### PAGE TEXT
= Beginning of Section =

# www/sams



## idle (Jun 29, 2014)

Suddenly I noticed that subj was removed from ports tree, from 9.2.

```
[user@ ~]#make search name=sams -C /usr/ports/
Port:   www/sams
Moved:
Date:   2014-04-21
Reason: Depends on PHP 4 which was removed two years ago
```
But on 9.1, where it's still there, it's require php5, but no php4.

```
[root@cacti sams]#grep -i php /usr/ports/www/sams/Makefile
DEFAULT_PHP_VER=53
```
How is that?


----------



## kpa (Jun 29, 2014)

Did it ever work with PHP5? It's possible that the port was updated with the intention to make it work with PHP5 but was never tested if it really works that way.


----------



## idle (Jun 29, 2014)

Yeah, AFAIR. 
When I try to install on 9.1 it's say more clear: sams-1.0.5_6,1 cannot be installed: doesn't work with lang/php5 port (doesn't support PHP 5.4).
So I guess it is the real reason.


----------



## idle (Jun 29, 2014)

= End of Section =

### TASK A
Transcribe the part of the www/sams thread starting at "Did it ever" and ending at "Yeah, AFAIR.".
### TASK B
Answer these questions from the www/sams thread:
(i) What date does the search output give for the port's move?
(ii) What value of DEFAULT_PHP_VER does the grep of the Makefile return?
(iii) Which package version does the install attempt on 9.1 report as unable to be installed?
### TASK C
Continue the www/sams thread from where it stops.

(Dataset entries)
= Beginning of Section =

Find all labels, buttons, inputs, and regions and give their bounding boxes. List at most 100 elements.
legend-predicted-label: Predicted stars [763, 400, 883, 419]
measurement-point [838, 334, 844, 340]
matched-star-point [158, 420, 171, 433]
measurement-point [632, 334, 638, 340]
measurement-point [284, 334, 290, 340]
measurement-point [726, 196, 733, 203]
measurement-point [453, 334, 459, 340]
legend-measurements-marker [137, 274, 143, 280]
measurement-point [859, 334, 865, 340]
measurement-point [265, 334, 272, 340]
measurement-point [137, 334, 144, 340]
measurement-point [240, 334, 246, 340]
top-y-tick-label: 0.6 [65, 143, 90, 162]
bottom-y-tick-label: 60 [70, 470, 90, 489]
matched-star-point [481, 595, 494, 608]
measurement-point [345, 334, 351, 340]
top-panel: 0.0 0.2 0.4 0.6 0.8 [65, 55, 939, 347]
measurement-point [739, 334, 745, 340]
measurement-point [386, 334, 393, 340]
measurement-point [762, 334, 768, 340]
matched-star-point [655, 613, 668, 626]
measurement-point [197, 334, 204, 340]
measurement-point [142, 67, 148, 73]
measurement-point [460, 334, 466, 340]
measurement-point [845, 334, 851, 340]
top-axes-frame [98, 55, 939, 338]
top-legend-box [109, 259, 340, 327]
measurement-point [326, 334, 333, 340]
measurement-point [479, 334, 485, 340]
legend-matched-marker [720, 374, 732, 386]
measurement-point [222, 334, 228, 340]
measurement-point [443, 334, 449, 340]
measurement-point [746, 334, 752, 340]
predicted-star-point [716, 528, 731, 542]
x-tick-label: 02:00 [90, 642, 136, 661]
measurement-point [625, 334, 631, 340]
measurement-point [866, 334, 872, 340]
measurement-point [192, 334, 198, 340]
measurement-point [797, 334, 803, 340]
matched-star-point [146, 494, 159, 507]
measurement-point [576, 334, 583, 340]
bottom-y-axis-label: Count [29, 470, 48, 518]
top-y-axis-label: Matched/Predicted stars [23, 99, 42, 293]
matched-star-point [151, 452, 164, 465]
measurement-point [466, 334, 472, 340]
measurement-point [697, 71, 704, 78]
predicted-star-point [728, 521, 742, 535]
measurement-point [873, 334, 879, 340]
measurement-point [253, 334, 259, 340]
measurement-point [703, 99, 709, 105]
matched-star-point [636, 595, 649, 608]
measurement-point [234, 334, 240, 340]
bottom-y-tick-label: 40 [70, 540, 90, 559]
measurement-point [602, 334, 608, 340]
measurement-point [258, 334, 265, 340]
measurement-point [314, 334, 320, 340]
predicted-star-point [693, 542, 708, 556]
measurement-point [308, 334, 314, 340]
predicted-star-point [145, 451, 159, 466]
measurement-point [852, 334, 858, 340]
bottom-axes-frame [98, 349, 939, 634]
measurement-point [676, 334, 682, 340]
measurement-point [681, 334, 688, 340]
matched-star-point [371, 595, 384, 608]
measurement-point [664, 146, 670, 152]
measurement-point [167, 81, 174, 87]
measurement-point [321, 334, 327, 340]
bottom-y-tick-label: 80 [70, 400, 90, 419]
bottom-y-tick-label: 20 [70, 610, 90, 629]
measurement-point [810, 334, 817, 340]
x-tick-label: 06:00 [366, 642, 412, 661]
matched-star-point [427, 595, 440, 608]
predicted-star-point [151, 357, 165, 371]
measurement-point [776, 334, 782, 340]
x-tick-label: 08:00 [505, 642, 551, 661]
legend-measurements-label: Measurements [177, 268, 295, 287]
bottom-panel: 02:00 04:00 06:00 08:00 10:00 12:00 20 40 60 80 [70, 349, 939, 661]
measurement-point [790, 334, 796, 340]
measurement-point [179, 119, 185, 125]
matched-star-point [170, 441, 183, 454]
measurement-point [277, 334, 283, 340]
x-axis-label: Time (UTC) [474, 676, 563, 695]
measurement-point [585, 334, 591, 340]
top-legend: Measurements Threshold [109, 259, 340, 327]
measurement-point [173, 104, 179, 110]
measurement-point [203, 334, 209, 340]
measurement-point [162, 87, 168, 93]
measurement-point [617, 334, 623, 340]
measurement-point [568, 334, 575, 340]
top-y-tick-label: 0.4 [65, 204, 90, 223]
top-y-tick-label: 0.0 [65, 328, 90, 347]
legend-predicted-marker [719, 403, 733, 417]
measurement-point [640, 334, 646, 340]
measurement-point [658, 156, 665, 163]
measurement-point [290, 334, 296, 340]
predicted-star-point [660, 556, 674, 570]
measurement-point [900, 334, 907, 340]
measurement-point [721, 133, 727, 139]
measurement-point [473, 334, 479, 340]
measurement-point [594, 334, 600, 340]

= End of Section =

### ANSWER A
Did it ever work with PHP5? It's possible that the port was updated with the intention to make it work with PHP5 but was never tested if it really works that way.


----------



## idle (Jun 29, 2014)

Yeah, AFAIR.

### ANSWER B
(i) 2014-04-21
(ii) 53
(iii) sams-1.0.5_6,1

### ANSWER C
Just installed FreeBSD 10-R.  Subject is there again, and even starting to installing without errors. 
Despite of the portsmon.freebsd.org, and even himself /usr/ports/MOVED, which claims that port is removed.  :q


----------



## wblock@ (Jun 29, 2014)

If you install the ports tree from the installer, it will be there every time.  The ports tree on the install CD is an old copy, made at the time of the release.  Don't use it.


----------



## idle (Aug 30, 2014)

@wblock
Thanks, will know. Never noticed, always upgrading ports before use.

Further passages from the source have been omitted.